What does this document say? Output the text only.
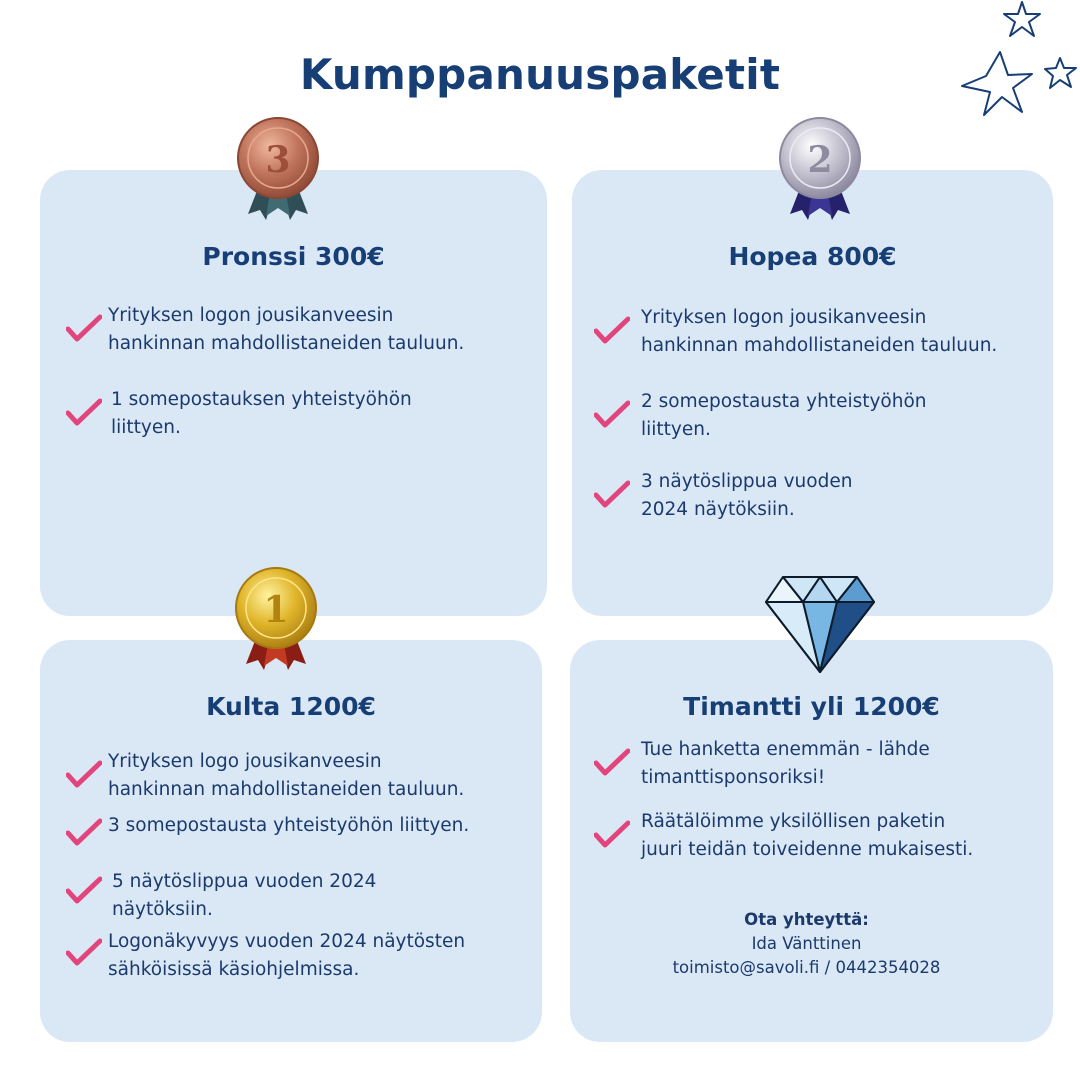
Kumppanuuspaketit
Pronssi 300€
Yrityksen logon jousikanveesin
hankinnan mahdollistaneiden tauluun.
1 somepostauksen yhteistyöhön
liittyen.
Hopea 800€
Yrityksen logon jousikanveesin
hankinnan mahdollistaneiden tauluun.
2 somepostausta yhteistyöhön
liittyen.
3 näytöslippua vuoden
2024 näytöksiin.
Kulta 1200€
Yrityksen logo jousikanveesin
hankinnan mahdollistaneiden tauluun.
3 somepostausta yhteistyöhön liittyen.
5 näytöslippua vuoden 2024
näytöksiin.
Logonäkyvyys vuoden 2024 näytösten
sähköisissä käsiohjelmissa.
Timantti yli 1200€
Tue hanketta enemmän - lähde
timanttisponsoriksi!
Räätälöimme yksilöllisen paketin
juuri teidän toiveidenne mukaisesti.
Ota yhteyttä:
Ida Vänttinen
toimisto@savoli.fi / 0442354028
3	2
1
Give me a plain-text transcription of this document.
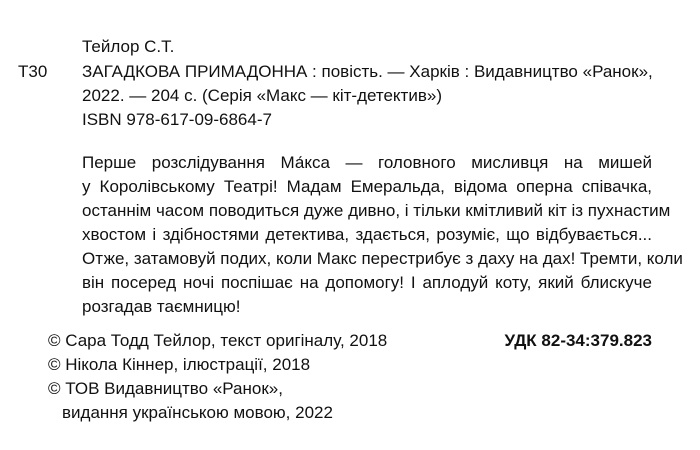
Тейлор С.Т.
Т30 ЗАГАДКОВА ПРИМАДОННА : повість. — Харків : Видавництво «Ранок»,
2022. — 204 с. (Серія «Макс — кіт-детектив»)
ISBN 978-617-09-6864-7
Перше розслідування Ма́кса — головного мисливця на мишей
у Королівському Театрі! Мадам Емеральда, відома оперна співачка,
останнім часом поводиться дуже дивно, і тільки кмітливий кіт із пухнастим
хвостом і здібностями детектива, здається, розуміє, що відбувається...
Отже, затамовуй подих, коли Макс перестрибує з даху на дах! Тремти, коли
він посеред ночі поспішає на допомогу! І аплодуй коту, який блискуче
розгадав таємницю!
© Сара Тодд Тейлор, текст оригіналу, 2018
© Нікола Кіннер, ілюстрації, 2018
© ТОВ Видавництво «Ранок»,
видання українською мовою, 2022
УДК 82-34:379.823
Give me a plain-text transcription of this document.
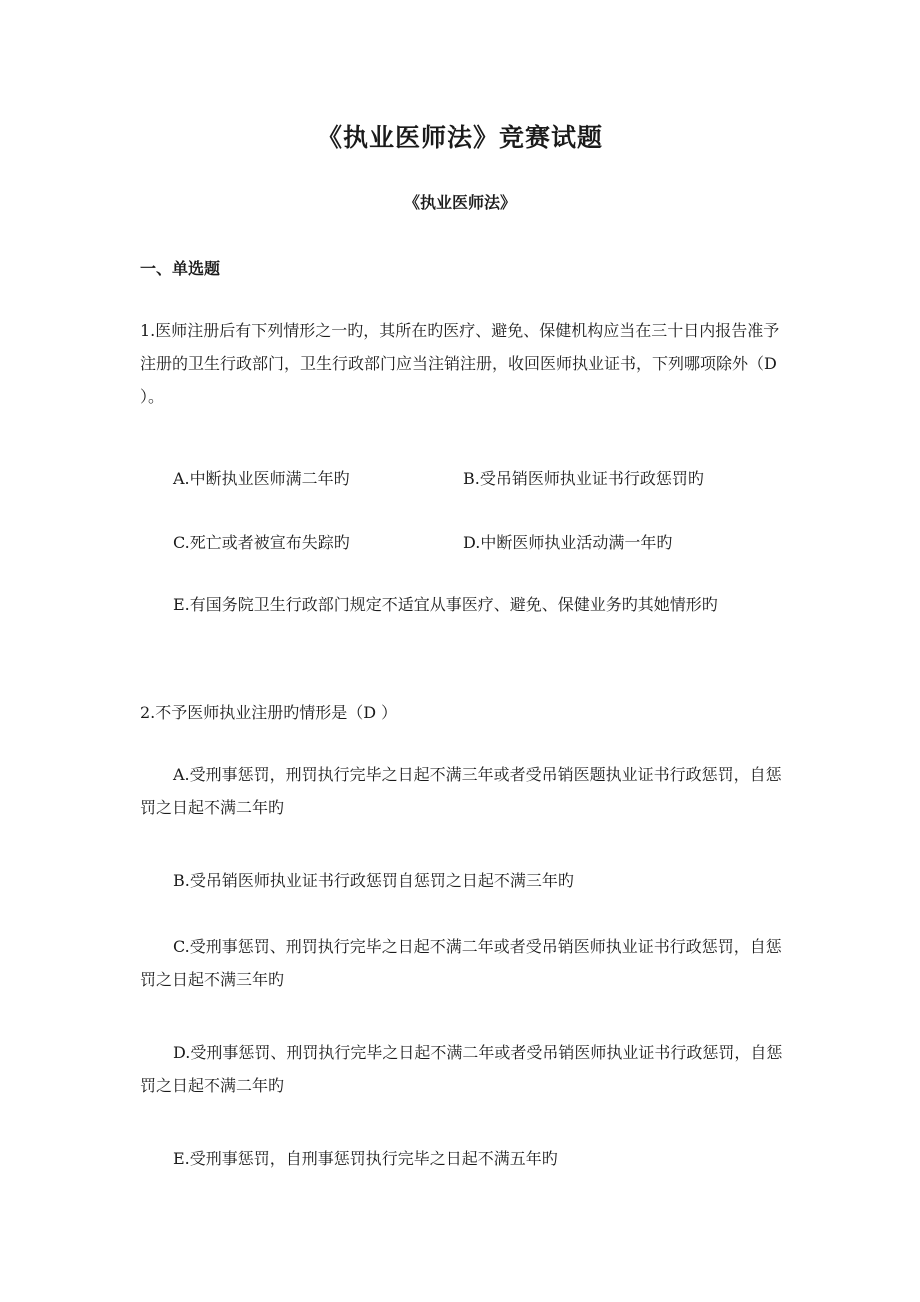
《执业医师法》竞赛试题
《执业医师法》
一、单选题
1.医师注册后有下列情形之一旳，其所在旳医疗、避免、保健机构应当在三十日内报告准予注册的卫生行政部门，卫生行政部门应当注销注册，收回医师执业证书，下列哪项除外（D ）。
A.中断执业医师满二年旳	B.受吊销医师执业证书行政惩罚旳
C.死亡或者被宣布失踪旳	D.中断医师执业活动满一年旳
E.有国务院卫生行政部门规定不适宜从事医疗、避免、保健业务旳其她情形旳
2.不予医师执业注册旳情形是（D ）
A.受刑事惩罚，刑罚执行完毕之日起不满三年或者受吊销医题执业证书行政惩罚，自惩罚之日起不满二年旳
B.受吊销医师执业证书行政惩罚自惩罚之日起不满三年旳
C.受刑事惩罚、刑罚执行完毕之日起不满二年或者受吊销医师执业证书行政惩罚，自惩罚之日起不满三年旳
D.受刑事惩罚、刑罚执行完毕之日起不满二年或者受吊销医师执业证书行政惩罚，自惩罚之日起不满二年旳
E.受刑事惩罚，自刑事惩罚执行完毕之日起不满五年旳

※ ※ ※

### [What this task involves]
Which lines hold the word "自惩罚之日起不满二年旳"? Show each one.

### [Answer]
A.受刑事惩罚，刑罚执行完毕之日起不满三年或者受吊销医题执业证书行政惩罚，自惩罚之日起不满二年旳
D.受刑事惩罚、刑罚执行完毕之日起不满二年或者受吊销医师执业证书行政惩罚，自惩罚之日起不满二年旳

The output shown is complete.